▸ Data provided:
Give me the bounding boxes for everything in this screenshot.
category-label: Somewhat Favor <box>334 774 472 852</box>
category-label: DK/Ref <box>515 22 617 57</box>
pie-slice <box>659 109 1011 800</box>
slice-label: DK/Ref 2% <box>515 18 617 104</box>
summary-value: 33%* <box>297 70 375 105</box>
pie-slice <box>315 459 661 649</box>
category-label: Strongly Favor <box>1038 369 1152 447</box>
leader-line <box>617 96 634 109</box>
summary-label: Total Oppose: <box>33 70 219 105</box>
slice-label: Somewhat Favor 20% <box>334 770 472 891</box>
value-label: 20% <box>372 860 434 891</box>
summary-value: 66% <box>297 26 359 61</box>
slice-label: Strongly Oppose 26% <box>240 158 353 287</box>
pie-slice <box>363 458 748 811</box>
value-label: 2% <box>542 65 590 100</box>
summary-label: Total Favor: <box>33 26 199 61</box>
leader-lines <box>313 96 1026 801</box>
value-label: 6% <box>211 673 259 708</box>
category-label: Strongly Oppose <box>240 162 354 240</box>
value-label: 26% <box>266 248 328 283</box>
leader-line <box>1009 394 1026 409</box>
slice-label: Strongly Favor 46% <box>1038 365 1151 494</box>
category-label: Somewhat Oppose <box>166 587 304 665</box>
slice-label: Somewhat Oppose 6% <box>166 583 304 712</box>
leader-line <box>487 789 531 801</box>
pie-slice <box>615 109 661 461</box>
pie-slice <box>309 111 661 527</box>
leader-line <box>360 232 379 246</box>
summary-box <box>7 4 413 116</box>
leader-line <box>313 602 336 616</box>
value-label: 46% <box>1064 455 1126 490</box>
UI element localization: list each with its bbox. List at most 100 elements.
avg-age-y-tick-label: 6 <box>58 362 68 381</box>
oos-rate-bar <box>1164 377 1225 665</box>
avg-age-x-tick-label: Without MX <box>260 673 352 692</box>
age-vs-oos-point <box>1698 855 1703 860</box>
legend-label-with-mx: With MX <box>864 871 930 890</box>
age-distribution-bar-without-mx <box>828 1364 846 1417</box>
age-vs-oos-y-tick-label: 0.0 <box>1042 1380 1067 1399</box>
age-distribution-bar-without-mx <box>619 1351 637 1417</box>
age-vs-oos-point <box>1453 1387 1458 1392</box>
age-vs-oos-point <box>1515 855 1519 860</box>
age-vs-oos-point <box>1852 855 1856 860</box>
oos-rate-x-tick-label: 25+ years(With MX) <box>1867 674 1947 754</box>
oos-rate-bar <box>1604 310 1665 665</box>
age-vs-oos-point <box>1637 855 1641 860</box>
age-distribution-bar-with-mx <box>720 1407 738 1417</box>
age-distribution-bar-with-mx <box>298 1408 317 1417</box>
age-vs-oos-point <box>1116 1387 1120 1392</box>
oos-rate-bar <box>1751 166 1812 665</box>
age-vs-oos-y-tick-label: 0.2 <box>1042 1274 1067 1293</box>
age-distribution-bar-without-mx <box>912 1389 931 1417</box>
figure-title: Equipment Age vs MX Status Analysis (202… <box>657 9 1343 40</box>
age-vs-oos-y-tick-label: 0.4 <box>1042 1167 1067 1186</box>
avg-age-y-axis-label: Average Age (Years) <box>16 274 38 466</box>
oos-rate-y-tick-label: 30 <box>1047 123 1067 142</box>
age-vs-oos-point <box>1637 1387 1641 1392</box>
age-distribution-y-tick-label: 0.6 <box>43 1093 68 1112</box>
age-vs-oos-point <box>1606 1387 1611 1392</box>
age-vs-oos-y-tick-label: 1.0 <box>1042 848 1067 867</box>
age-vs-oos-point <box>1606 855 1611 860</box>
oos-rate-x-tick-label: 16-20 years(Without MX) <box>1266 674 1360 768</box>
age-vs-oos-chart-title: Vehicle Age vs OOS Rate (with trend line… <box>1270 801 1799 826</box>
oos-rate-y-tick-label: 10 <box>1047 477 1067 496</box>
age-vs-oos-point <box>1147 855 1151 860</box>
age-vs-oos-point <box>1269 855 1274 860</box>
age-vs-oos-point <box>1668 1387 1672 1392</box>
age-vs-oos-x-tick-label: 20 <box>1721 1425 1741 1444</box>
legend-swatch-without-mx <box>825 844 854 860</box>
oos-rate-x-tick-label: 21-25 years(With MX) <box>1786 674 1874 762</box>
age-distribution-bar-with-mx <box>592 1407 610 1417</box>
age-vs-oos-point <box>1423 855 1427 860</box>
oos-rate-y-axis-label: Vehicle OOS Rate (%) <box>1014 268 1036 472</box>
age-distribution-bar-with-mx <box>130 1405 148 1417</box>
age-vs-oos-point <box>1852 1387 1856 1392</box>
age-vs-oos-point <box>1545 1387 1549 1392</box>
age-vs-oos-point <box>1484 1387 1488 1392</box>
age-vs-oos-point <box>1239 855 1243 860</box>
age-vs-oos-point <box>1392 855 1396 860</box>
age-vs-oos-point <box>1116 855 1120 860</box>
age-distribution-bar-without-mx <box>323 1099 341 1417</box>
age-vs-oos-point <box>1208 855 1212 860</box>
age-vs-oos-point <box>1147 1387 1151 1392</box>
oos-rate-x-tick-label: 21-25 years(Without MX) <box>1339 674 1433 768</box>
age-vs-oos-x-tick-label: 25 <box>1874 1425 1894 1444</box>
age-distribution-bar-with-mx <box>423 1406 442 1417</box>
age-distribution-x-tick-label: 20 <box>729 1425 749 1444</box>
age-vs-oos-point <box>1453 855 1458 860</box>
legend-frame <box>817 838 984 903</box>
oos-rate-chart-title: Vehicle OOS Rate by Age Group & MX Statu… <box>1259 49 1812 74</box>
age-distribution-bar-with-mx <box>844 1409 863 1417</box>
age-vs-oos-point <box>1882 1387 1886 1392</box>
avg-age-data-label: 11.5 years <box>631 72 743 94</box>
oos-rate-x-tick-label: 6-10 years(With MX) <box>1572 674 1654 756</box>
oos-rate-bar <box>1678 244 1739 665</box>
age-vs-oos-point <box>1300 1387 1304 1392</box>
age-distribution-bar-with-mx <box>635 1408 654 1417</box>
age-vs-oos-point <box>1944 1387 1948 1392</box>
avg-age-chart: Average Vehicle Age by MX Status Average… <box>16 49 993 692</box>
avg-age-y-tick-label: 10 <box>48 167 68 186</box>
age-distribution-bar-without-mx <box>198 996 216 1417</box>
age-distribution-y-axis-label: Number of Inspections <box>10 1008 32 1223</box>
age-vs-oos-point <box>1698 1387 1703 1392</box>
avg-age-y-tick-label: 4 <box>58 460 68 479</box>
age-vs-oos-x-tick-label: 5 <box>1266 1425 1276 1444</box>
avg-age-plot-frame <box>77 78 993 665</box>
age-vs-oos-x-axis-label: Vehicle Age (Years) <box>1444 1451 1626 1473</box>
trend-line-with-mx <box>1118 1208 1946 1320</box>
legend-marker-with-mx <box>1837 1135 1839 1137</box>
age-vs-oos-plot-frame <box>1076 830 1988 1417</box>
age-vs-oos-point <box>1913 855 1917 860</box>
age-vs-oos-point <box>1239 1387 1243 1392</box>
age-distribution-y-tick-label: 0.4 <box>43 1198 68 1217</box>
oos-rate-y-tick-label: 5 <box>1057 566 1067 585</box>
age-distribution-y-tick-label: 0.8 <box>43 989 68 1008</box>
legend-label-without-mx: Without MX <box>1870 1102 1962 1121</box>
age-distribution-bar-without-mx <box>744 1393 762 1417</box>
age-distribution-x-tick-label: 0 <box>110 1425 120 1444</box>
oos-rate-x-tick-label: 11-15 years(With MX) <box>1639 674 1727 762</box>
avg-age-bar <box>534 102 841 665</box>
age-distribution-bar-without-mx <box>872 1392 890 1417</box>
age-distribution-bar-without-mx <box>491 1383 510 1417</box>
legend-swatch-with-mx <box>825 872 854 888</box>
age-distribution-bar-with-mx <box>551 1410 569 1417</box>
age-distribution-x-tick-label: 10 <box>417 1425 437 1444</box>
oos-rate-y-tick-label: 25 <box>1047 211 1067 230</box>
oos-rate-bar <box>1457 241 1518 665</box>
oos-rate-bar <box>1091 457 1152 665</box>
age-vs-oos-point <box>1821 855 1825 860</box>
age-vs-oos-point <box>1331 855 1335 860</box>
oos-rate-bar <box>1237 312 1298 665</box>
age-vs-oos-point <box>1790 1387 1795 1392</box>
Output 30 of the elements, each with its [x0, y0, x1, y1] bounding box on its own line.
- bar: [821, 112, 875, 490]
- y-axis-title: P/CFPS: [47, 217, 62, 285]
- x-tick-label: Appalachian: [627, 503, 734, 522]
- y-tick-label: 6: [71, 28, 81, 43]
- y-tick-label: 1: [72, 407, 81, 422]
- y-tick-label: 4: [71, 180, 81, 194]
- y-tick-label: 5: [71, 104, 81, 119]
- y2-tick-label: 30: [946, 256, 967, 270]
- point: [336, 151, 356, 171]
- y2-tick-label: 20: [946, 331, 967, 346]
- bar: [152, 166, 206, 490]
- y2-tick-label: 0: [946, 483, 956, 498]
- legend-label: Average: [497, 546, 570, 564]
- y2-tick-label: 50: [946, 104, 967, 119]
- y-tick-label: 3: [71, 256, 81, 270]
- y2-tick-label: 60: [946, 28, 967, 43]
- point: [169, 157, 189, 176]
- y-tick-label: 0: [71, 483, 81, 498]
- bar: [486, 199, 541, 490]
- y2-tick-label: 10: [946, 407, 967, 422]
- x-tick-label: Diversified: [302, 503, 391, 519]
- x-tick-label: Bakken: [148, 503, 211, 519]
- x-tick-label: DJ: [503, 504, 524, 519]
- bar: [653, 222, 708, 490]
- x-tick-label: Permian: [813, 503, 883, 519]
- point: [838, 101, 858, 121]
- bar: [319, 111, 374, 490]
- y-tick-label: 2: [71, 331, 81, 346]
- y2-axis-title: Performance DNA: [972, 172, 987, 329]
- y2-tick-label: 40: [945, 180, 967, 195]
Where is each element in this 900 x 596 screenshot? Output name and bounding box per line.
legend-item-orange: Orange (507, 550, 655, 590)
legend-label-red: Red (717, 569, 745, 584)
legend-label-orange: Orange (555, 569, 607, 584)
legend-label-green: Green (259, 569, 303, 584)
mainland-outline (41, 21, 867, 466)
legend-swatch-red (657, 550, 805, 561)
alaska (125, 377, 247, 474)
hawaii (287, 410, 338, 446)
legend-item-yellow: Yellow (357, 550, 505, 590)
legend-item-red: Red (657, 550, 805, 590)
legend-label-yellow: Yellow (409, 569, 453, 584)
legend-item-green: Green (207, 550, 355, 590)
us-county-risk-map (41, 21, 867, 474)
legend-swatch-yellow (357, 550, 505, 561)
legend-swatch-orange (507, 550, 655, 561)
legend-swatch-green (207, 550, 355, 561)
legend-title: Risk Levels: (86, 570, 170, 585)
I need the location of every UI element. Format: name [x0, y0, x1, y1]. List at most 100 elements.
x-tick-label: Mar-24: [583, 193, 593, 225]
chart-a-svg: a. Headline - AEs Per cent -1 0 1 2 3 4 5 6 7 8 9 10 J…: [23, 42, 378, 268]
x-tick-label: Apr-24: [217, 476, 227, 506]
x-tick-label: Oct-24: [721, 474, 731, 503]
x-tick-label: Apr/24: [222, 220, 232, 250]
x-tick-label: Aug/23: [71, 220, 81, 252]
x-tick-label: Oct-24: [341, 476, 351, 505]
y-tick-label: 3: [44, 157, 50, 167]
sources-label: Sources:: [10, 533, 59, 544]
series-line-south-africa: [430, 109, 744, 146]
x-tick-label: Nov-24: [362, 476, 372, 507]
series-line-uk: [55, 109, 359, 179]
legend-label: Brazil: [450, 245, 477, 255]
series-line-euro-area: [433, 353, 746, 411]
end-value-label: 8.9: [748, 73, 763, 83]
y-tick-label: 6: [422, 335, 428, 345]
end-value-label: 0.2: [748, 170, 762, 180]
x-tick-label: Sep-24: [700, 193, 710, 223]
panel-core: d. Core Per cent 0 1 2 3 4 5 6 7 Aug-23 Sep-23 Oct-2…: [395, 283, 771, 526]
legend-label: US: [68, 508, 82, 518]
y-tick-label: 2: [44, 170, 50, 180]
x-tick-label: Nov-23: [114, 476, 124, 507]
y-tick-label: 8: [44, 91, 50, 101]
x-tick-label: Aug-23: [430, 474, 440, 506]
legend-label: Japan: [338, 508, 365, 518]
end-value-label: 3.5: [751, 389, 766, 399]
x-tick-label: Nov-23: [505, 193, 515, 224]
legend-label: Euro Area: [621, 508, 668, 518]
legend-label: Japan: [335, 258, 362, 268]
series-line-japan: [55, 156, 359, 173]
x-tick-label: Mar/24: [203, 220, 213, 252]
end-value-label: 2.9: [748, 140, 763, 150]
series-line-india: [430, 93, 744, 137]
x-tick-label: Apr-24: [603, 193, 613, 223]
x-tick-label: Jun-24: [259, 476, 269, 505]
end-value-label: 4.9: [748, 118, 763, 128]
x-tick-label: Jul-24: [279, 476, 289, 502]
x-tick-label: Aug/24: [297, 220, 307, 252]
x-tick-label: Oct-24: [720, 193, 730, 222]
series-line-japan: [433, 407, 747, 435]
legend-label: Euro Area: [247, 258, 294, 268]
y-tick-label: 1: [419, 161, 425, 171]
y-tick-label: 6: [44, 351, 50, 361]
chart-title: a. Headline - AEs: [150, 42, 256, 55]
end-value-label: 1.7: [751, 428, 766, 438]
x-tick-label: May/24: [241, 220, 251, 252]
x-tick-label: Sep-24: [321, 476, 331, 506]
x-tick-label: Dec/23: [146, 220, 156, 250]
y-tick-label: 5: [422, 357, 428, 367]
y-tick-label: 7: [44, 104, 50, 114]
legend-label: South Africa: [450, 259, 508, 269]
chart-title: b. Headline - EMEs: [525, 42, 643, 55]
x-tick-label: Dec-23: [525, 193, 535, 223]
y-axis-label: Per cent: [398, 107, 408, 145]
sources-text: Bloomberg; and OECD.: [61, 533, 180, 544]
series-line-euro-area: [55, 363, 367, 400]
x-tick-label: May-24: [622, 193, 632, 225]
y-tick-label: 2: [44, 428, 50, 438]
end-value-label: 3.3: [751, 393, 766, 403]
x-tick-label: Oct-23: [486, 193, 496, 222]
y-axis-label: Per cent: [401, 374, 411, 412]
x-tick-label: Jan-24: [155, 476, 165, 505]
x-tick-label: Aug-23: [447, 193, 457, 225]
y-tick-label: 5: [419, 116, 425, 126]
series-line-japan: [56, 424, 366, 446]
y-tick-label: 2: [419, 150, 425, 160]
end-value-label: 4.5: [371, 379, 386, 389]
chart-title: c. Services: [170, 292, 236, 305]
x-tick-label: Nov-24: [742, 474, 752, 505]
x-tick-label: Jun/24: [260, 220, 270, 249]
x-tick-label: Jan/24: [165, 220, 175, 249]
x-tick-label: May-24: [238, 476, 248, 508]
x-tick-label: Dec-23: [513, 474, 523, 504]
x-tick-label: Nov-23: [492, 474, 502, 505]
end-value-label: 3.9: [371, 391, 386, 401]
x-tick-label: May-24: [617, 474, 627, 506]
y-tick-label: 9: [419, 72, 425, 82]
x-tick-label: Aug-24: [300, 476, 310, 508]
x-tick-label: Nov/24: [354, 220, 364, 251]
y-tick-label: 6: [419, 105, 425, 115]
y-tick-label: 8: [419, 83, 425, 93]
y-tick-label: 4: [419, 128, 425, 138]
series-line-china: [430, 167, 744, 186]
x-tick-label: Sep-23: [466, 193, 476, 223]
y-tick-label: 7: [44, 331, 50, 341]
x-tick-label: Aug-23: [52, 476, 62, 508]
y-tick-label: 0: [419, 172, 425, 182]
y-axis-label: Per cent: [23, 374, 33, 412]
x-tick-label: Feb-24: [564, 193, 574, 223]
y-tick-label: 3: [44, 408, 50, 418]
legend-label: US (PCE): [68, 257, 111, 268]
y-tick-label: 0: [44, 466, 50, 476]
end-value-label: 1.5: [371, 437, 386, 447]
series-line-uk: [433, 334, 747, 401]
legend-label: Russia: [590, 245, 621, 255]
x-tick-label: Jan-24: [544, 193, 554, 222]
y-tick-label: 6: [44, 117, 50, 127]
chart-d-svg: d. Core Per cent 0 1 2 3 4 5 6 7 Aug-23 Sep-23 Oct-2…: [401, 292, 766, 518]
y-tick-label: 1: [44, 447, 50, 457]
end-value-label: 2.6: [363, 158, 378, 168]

▸ Given request: Copy out the data word for word, from the very first line through the line that contains "age-vs-oos-point <box>1515 855 1519 860</box>", including that line.

▸ Task answer:
Give me the bounding boxes for everything in this screenshot.
category-label: Somewhat Favor <box>334 774 472 852</box>
category-label: DK/Ref <box>515 22 617 57</box>
pie-slice <box>659 109 1011 800</box>
slice-label: DK/Ref 2% <box>515 18 617 104</box>
summary-value: 33%* <box>297 70 375 105</box>
pie-slice <box>315 459 661 649</box>
category-label: Strongly Favor <box>1038 369 1152 447</box>
leader-line <box>617 96 634 109</box>
summary-label: Total Oppose: <box>33 70 219 105</box>
slice-label: Somewhat Favor 20% <box>334 770 472 891</box>
value-label: 20% <box>372 860 434 891</box>
summary-value: 66% <box>297 26 359 61</box>
slice-label: Strongly Oppose 26% <box>240 158 353 287</box>
pie-slice <box>363 458 748 811</box>
value-label: 2% <box>542 65 590 100</box>
summary-label: Total Favor: <box>33 26 199 61</box>
leader-lines <box>313 96 1026 801</box>
value-label: 6% <box>211 673 259 708</box>
category-label: Strongly Oppose <box>240 162 354 240</box>
value-label: 26% <box>266 248 328 283</box>
leader-line <box>1009 394 1026 409</box>
slice-label: Strongly Favor 46% <box>1038 365 1151 494</box>
category-label: Somewhat Oppose <box>166 587 304 665</box>
slice-label: Somewhat Oppose 6% <box>166 583 304 712</box>
leader-line <box>487 789 531 801</box>
pie-slice <box>615 109 661 461</box>
pie-slice <box>309 111 661 527</box>
leader-line <box>360 232 379 246</box>
summary-box <box>7 4 413 116</box>
leader-line <box>313 602 336 616</box>
value-label: 46% <box>1064 455 1126 490</box>
UI element localization: list each with its bbox. List at most 100 elements.
avg-age-y-tick-label: 6 <box>58 362 68 381</box>
oos-rate-bar <box>1164 377 1225 665</box>
avg-age-x-tick-label: Without MX <box>260 673 352 692</box>
age-vs-oos-point <box>1698 855 1703 860</box>
legend-label-with-mx: With MX <box>864 871 930 890</box>
age-distribution-bar-without-mx <box>828 1364 846 1417</box>
age-vs-oos-y-tick-label: 0.0 <box>1042 1380 1067 1399</box>
age-distribution-bar-without-mx <box>619 1351 637 1417</box>
age-vs-oos-point <box>1453 1387 1458 1392</box>
age-vs-oos-point <box>1515 855 1519 860</box>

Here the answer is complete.